Stored records:
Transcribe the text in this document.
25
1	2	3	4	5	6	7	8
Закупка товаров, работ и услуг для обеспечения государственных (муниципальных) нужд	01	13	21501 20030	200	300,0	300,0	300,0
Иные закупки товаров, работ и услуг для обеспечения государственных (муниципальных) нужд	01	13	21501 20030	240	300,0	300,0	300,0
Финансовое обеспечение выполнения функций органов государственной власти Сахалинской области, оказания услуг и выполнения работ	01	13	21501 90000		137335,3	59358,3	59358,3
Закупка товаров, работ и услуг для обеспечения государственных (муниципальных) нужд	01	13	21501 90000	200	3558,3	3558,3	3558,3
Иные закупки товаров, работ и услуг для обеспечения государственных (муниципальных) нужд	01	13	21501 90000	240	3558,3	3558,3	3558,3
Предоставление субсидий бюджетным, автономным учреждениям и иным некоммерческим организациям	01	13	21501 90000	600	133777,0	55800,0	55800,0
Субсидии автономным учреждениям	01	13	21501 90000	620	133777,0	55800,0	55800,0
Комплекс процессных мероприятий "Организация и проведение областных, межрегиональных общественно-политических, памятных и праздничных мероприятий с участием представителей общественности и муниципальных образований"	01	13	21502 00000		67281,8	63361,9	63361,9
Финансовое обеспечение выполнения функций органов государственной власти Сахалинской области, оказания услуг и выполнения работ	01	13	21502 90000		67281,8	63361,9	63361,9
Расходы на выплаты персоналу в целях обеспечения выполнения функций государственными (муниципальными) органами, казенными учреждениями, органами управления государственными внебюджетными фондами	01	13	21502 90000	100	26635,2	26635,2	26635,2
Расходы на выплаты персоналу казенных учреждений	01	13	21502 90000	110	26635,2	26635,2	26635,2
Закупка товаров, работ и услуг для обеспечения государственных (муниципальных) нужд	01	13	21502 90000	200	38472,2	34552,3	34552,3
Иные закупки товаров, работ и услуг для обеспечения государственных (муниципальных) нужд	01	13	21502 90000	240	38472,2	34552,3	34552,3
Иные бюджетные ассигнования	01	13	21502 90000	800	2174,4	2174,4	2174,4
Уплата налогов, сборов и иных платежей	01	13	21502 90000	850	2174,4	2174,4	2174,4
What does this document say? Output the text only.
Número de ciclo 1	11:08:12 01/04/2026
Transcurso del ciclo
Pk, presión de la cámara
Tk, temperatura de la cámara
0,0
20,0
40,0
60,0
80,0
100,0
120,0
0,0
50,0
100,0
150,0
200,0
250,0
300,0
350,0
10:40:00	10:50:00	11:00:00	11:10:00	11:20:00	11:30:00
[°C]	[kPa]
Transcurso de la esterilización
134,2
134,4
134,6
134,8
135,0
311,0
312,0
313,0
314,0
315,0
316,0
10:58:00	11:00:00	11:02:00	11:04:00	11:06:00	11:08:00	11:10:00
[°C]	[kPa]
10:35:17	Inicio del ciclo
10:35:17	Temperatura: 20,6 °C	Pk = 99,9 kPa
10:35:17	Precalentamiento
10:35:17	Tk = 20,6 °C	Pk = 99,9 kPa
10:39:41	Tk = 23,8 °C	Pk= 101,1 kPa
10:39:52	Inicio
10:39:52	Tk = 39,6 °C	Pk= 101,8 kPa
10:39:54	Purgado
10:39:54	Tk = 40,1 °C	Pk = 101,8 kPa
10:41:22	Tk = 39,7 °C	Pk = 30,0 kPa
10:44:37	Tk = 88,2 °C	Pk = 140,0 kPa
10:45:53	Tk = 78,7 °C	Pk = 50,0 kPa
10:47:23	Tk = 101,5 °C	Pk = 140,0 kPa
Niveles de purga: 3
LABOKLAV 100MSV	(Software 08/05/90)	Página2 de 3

» What the task requires: Retype every entry above, word for word.

» Expected answer:
Transcribe the text in this document.
25
1	2	3	4	5	6	7	8
Закупка товаров, работ и услуг для обеспечения государственных (муниципальных) нужд	01	13	21501 20030	200	300,0	300,0	300,0
Иные закупки товаров, работ и услуг для обеспечения государственных (муниципальных) нужд	01	13	21501 20030	240	300,0	300,0	300,0
Финансовое обеспечение выполнения функций органов государственной власти Сахалинской области, оказания услуг и выполнения работ	01	13	21501 90000		137335,3	59358,3	59358,3
Закупка товаров, работ и услуг для обеспечения государственных (муниципальных) нужд	01	13	21501 90000	200	3558,3	3558,3	3558,3
Иные закупки товаров, работ и услуг для обеспечения государственных (муниципальных) нужд	01	13	21501 90000	240	3558,3	3558,3	3558,3
Предоставление субсидий бюджетным, автономным учреждениям и иным некоммерческим организациям	01	13	21501 90000	600	133777,0	55800,0	55800,0
Субсидии автономным учреждениям	01	13	21501 90000	620	133777,0	55800,0	55800,0
Комплекс процессных мероприятий "Организация и проведение областных, межрегиональных общественно-политических, памятных и праздничных мероприятий с участием представителей общественности и муниципальных образований"	01	13	21502 00000		67281,8	63361,9	63361,9
Финансовое обеспечение выполнения функций органов государственной власти Сахалинской области, оказания услуг и выполнения работ	01	13	21502 90000		67281,8	63361,9	63361,9
Расходы на выплаты персоналу в целях обеспечения выполнения функций государственными (муниципальными) органами, казенными учреждениями, органами управления государственными внебюджетными фондами	01	13	21502 90000	100	26635,2	26635,2	26635,2
Расходы на выплаты персоналу казенных учреждений	01	13	21502 90000	110	26635,2	26635,2	26635,2
Закупка товаров, работ и услуг для обеспечения государственных (муниципальных) нужд	01	13	21502 90000	200	38472,2	34552,3	34552,3
Иные закупки товаров, работ и услуг для обеспечения государственных (муниципальных) нужд	01	13	21502 90000	240	38472,2	34552,3	34552,3
Иные бюджетные ассигнования	01	13	21502 90000	800	2174,4	2174,4	2174,4
Уплата налогов, сборов и иных платежей	01	13	21502 90000	850	2174,4	2174,4	2174,4
What does this document say? Output the text only.
Número de ciclo 1	11:08:12 01/04/2026
Transcurso del ciclo
Pk, presión de la cámara
Tk, temperatura de la cámara
0,0
20,0
40,0
60,0
80,0
100,0
120,0
0,0
50,0
100,0
150,0
200,0
250,0
300,0
350,0
10:40:00	10:50:00	11:00:00	11:10:00	11:20:00	11:30:00
[°C]	[kPa]
Transcurso de la esterilización
134,2
134,4
134,6
134,8
135,0
311,0
312,0
313,0
314,0
315,0
316,0
10:58:00	11:00:00	11:02:00	11:04:00	11:06:00	11:08:00	11:10:00
[°C]	[kPa]
10:35:17	Inicio del ciclo
10:35:17	Temperatura: 20,6 °C	Pk = 99,9 kPa
10:35:17	Precalentamiento
10:35:17	Tk = 20,6 °C	Pk = 99,9 kPa
10:39:41	Tk = 23,8 °C	Pk= 101,1 kPa
10:39:52	Inicio
10:39:52	Tk = 39,6 °C	Pk= 101,8 kPa
10:39:54	Purgado
10:39:54	Tk = 40,1 °C	Pk = 101,8 kPa
10:41:22	Tk = 39,7 °C	Pk = 30,0 kPa
10:44:37	Tk = 88,2 °C	Pk = 140,0 kPa
10:45:53	Tk = 78,7 °C	Pk = 50,0 kPa
10:47:23	Tk = 101,5 °C	Pk = 140,0 kPa
Niveles de purga: 3
LABOKLAV 100MSV	(Software 08/05/90)	Página2 de 3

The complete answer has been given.